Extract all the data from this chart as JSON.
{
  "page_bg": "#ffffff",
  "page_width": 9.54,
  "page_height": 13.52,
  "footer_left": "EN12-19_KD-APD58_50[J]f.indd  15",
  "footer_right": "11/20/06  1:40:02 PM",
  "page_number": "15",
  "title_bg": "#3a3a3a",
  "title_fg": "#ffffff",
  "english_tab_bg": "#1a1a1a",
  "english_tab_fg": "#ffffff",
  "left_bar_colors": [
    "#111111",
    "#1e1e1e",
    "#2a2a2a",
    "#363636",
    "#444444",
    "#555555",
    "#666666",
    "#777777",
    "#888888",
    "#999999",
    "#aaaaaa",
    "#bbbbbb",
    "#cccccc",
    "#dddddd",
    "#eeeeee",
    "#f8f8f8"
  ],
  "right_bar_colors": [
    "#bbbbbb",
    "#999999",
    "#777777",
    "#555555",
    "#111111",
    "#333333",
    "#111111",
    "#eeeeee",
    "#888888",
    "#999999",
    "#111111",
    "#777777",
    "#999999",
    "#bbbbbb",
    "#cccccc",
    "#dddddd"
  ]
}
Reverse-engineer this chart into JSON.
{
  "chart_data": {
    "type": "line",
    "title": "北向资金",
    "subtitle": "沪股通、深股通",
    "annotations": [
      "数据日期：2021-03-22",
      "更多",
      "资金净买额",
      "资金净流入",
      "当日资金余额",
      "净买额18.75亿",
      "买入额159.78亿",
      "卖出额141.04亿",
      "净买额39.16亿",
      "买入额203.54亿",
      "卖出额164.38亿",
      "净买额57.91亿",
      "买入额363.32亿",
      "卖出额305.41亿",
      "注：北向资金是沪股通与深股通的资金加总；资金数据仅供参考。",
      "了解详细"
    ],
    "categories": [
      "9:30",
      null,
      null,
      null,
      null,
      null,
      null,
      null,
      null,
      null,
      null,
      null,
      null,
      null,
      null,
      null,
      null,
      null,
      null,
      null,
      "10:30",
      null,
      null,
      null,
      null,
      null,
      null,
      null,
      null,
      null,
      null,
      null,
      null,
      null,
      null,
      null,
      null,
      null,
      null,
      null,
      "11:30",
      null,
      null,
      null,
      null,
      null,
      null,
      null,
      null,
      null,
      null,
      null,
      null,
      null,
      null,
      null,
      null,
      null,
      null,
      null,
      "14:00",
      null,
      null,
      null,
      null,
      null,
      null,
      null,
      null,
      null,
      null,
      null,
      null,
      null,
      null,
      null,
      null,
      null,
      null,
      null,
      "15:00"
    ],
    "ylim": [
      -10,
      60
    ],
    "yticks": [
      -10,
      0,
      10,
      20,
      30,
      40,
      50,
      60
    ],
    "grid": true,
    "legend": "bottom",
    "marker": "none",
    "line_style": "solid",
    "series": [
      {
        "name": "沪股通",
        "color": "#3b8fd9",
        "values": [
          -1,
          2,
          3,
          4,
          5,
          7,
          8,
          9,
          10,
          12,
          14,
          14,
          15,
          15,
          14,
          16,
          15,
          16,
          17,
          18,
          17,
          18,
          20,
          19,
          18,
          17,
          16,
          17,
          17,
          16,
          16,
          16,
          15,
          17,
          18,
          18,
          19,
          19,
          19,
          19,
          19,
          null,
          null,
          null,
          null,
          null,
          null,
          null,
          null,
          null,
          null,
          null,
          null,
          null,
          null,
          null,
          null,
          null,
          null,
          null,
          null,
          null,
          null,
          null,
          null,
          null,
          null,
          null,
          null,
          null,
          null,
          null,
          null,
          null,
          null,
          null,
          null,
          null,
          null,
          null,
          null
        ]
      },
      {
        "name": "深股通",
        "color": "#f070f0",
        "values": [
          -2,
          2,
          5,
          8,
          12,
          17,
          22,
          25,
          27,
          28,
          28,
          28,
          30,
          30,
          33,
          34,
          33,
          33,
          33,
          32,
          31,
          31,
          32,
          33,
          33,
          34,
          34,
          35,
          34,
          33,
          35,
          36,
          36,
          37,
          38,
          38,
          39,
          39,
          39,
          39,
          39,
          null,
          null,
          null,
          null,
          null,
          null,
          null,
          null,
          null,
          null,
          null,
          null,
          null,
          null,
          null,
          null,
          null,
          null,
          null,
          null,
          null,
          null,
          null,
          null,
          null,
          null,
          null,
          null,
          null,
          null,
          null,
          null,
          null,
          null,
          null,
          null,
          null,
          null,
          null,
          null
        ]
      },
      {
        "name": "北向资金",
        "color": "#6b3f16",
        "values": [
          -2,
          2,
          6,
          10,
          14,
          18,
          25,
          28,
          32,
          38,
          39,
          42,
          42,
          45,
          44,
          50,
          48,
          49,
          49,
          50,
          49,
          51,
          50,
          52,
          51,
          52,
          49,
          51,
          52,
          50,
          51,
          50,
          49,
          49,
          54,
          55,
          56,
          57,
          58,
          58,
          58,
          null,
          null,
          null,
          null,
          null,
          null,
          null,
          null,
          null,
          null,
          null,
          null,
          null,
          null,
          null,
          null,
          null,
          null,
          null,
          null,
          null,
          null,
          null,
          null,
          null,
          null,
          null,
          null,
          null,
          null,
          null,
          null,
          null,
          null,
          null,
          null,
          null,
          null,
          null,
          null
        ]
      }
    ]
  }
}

WRITTEN TASK
Your task is to repeat each line of the material exactly.

WRITTEN REPLY
Extract all the data from this chart as JSON.
{
  "page_bg": "#ffffff",
  "page_width": 9.54,
  "page_height": 13.52,
  "footer_left": "EN12-19_KD-APD58_50[J]f.indd  15",
  "footer_right": "11/20/06  1:40:02 PM",
  "page_number": "15",
  "title_bg": "#3a3a3a",
  "title_fg": "#ffffff",
  "english_tab_bg": "#1a1a1a",
  "english_tab_fg": "#ffffff",
  "left_bar_colors": [
    "#111111",
    "#1e1e1e",
    "#2a2a2a",
    "#363636",
    "#444444",
    "#555555",
    "#666666",
    "#777777",
    "#888888",
    "#999999",
    "#aaaaaa",
    "#bbbbbb",
    "#cccccc",
    "#dddddd",
    "#eeeeee",
    "#f8f8f8"
  ],
  "right_bar_colors": [
    "#bbbbbb",
    "#999999",
    "#777777",
    "#555555",
    "#111111",
    "#333333",
    "#111111",
    "#eeeeee",
    "#888888",
    "#999999",
    "#111111",
    "#777777",
    "#999999",
    "#bbbbbb",
    "#cccccc",
    "#dddddd"
  ]
}
Reverse-engineer this chart into JSON.
{
  "chart_data": {
    "type": "line",
    "title": "北向资金",
    "subtitle": "沪股通、深股通",
    "annotations": [
      "数据日期：2021-03-22",
      "更多",
      "资金净买额",
      "资金净流入",
      "当日资金余额",
      "净买额18.75亿",
      "买入额159.78亿",
      "卖出额141.04亿",
      "净买额39.16亿",
      "买入额203.54亿",
      "卖出额164.38亿",
      "净买额57.91亿",
      "买入额363.32亿",
      "卖出额305.41亿",
      "注：北向资金是沪股通与深股通的资金加总；资金数据仅供参考。",
      "了解详细"
    ],
    "categories": [
      "9:30",
      null,
      null,
      null,
      null,
      null,
      null,
      null,
      null,
      null,
      null,
      null,
      null,
      null,
      null,
      null,
      null,
      null,
      null,
      null,
      "10:30",
      null,
      null,
      null,
      null,
      null,
      null,
      null,
      null,
      null,
      null,
      null,
      null,
      null,
      null,
      null,
      null,
      null,
      null,
      null,
      "11:30",
      null,
      null,
      null,
      null,
      null,
      null,
      null,
      null,
      null,
      null,
      null,
      null,
      null,
      null,
      null,
      null,
      null,
      null,
      null,
      "14:00",
      null,
      null,
      null,
      null,
      null,
      null,
      null,
      null,
      null,
      null,
      null,
      null,
      null,
      null,
      null,
      null,
      null,
      null,
      null,
      "15:00"
    ],
    "ylim": [
      -10,
      60
    ],
    "yticks": [
      -10,
      0,
      10,
      20,
      30,
      40,
      50,
      60
    ],
    "grid": true,
    "legend": "bottom",
    "marker": "none",
    "line_style": "solid",
    "series": [
      {
        "name": "沪股通",
        "color": "#3b8fd9",
        "values": [
          -1,
          2,
          3,
          4,
          5,
          7,
          8,
          9,
          10,
          12,
          14,
          14,
          15,
          15,
          14,
          16,
          15,
          16,
          17,
          18,
          17,
          18,
          20,
          19,
          18,
          17,
          16,
          17,
          17,
          16,
          16,
          16,
          15,
          17,
          18,
          18,
          19,
          19,
          19,
          19,
          19,
          null,
          null,
          null,
          null,
          null,
          null,
          null,
          null,
          null,
          null,
          null,
          null,
          null,
          null,
          null,
          null,
          null,
          null,
          null,
          null,
          null,
          null,
          null,
          null,
          null,
          null,
          null,
          null,
          null,
          null,
          null,
          null,
          null,
          null,
          null,
          null,
          null,
          null,
          null,
          null
        ]
      },
      {
        "name": "深股通",
        "color": "#f070f0",
        "values": [
          -2,
          2,
          5,
          8,
          12,
          17,
          22,
          25,
          27,
          28,
          28,
          28,
          30,
          30,
          33,
          34,
          33,
          33,
          33,
          32,
          31,
          31,
          32,
          33,
          33,
          34,
          34,
          35,
          34,
          33,
          35,
          36,
          36,
          37,
          38,
          38,
          39,
          39,
          39,
          39,
          39,
          null,
          null,
          null,
          null,
          null,
          null,
          null,
          null,
          null,
          null,
          null,
          null,
          null,
          null,
          null,
          null,
          null,
          null,
          null,
          null,
          null,
          null,
          null,
          null,
          null,
          null,
          null,
          null,
          null,
          null,
          null,
          null,
          null,
          null,
          null,
          null,
          null,
          null,
          null,
          null
        ]
      },
      {
        "name": "北向资金",
        "color": "#6b3f16",
        "values": [
          -2,
          2,
          6,
          10,
          14,
          18,
          25,
          28,
          32,
          38,
          39,
          42,
          42,
          45,
          44,
          50,
          48,
          49,
          49,
          50,
          49,
          51,
          50,
          52,
          51,
          52,
          49,
          51,
          52,
          50,
          51,
          50,
          49,
          49,
          54,
          55,
          56,
          57,
          58,
          58,
          58,
          null,
          null,
          null,
          null,
          null,
          null,
          null,
          null,
          null,
          null,
          null,
          null,
          null,
          null,
          null,
          null,
          null,
          null,
          null,
          null,
          null,
          null,
          null,
          null,
          null,
          null,
          null,
          null,
          null,
          null,
          null,
          null,
          null,
          null,
          null,
          null,
          null,
          null,
          null,
          null
        ]
      }
    ]
  }
}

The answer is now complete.